■ Assignment: The expected answer is a single number, namely how many lines in the data below hold the word "prijs".

■ Exercise inputs:
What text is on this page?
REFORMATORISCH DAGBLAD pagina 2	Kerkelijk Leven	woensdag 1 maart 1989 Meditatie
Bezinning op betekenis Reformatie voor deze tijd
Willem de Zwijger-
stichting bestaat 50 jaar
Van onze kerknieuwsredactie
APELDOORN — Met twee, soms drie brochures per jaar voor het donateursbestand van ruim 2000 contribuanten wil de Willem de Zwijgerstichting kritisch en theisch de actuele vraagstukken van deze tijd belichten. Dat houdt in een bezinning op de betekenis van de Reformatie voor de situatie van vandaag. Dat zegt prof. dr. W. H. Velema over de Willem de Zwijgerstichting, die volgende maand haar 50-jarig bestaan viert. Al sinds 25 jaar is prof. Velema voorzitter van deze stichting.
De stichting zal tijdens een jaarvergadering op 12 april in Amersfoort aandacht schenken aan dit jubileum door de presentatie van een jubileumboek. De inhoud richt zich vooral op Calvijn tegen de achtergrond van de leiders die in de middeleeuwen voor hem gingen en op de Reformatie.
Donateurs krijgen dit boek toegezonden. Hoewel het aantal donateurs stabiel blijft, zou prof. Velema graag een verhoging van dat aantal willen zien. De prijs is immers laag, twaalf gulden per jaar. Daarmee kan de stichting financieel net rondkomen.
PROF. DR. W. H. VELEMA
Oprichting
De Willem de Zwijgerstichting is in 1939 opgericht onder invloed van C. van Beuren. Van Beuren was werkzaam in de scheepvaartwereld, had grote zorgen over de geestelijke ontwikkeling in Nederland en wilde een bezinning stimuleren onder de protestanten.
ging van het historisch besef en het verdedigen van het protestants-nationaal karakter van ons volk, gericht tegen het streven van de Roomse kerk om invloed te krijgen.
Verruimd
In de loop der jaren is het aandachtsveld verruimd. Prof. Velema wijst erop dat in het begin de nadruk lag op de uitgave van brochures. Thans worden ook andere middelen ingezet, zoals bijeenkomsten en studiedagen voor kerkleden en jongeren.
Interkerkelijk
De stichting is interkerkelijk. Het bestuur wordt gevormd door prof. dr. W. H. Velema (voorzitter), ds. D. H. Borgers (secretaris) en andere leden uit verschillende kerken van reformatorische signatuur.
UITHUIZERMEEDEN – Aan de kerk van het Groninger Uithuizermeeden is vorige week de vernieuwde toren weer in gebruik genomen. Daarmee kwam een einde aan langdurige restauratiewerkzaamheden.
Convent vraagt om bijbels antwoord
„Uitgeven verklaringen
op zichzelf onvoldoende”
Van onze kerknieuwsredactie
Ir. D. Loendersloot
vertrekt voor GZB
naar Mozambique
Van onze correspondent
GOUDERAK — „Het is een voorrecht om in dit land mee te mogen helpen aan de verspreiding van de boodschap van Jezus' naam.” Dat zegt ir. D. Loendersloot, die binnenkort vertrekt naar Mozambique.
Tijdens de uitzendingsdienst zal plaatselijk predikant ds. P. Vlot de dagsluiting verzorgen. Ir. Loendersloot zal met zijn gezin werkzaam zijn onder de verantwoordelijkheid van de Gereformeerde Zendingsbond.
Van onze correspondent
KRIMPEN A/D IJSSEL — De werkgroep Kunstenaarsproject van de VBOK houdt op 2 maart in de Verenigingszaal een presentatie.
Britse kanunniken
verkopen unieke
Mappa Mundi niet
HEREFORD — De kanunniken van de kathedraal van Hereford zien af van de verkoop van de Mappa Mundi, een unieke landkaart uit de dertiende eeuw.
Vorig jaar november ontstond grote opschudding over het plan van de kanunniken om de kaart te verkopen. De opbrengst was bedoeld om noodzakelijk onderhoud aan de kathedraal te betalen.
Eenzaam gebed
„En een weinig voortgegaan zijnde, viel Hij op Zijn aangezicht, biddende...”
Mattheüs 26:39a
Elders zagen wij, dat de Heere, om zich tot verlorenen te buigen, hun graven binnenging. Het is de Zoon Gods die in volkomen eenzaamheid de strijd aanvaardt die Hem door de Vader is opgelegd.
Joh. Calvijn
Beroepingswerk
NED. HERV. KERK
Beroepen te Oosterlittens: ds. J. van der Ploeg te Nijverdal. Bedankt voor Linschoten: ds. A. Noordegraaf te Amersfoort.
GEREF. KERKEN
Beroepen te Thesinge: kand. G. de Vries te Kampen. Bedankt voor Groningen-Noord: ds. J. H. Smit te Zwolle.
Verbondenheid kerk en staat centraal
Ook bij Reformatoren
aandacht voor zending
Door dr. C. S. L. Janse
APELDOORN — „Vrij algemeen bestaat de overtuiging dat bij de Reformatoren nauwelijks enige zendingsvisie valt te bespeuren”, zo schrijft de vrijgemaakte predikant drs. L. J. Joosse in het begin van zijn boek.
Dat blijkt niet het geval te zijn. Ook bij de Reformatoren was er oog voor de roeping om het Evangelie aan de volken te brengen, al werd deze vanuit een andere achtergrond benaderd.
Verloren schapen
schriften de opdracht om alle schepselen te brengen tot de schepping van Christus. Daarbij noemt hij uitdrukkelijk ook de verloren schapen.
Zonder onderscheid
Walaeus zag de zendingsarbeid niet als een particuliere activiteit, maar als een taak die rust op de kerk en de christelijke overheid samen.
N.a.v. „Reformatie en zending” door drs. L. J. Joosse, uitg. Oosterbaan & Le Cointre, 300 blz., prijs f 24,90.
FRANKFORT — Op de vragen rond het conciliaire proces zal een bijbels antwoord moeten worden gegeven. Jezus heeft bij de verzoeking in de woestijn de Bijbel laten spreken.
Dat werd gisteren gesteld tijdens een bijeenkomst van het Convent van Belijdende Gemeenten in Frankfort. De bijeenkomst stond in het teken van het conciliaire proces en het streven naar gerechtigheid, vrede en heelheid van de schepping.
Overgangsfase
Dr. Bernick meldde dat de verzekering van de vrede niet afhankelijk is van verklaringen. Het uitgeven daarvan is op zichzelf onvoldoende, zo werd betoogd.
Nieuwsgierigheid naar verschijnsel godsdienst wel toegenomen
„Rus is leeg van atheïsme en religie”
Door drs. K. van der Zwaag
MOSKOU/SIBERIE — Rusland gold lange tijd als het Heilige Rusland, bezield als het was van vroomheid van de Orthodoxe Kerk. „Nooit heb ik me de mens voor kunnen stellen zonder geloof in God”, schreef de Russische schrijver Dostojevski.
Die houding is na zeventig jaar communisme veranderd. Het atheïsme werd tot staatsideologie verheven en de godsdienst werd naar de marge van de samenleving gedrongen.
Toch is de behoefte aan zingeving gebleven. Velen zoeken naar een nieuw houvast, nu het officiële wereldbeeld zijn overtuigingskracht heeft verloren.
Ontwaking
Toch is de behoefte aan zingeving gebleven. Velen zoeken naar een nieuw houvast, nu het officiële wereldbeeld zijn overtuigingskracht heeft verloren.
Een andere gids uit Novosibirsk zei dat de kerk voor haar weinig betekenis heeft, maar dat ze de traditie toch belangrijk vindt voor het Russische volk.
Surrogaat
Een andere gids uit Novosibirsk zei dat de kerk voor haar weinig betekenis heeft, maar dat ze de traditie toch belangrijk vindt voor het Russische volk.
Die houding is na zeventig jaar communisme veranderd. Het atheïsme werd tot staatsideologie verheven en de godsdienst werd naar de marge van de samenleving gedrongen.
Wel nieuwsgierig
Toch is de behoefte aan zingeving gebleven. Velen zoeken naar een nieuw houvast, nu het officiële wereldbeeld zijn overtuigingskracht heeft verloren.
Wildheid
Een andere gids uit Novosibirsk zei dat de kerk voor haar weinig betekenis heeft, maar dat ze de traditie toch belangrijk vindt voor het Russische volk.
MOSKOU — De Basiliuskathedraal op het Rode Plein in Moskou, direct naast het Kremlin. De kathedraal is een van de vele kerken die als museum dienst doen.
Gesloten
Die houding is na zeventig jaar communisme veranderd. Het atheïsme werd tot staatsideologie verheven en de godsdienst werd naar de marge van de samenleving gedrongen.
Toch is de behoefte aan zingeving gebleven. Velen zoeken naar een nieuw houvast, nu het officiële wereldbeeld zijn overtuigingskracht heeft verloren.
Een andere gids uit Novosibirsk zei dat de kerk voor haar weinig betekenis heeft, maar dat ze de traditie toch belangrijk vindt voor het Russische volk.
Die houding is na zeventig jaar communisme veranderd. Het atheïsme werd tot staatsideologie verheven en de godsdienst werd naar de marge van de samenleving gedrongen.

■ Solution for this exercise: 2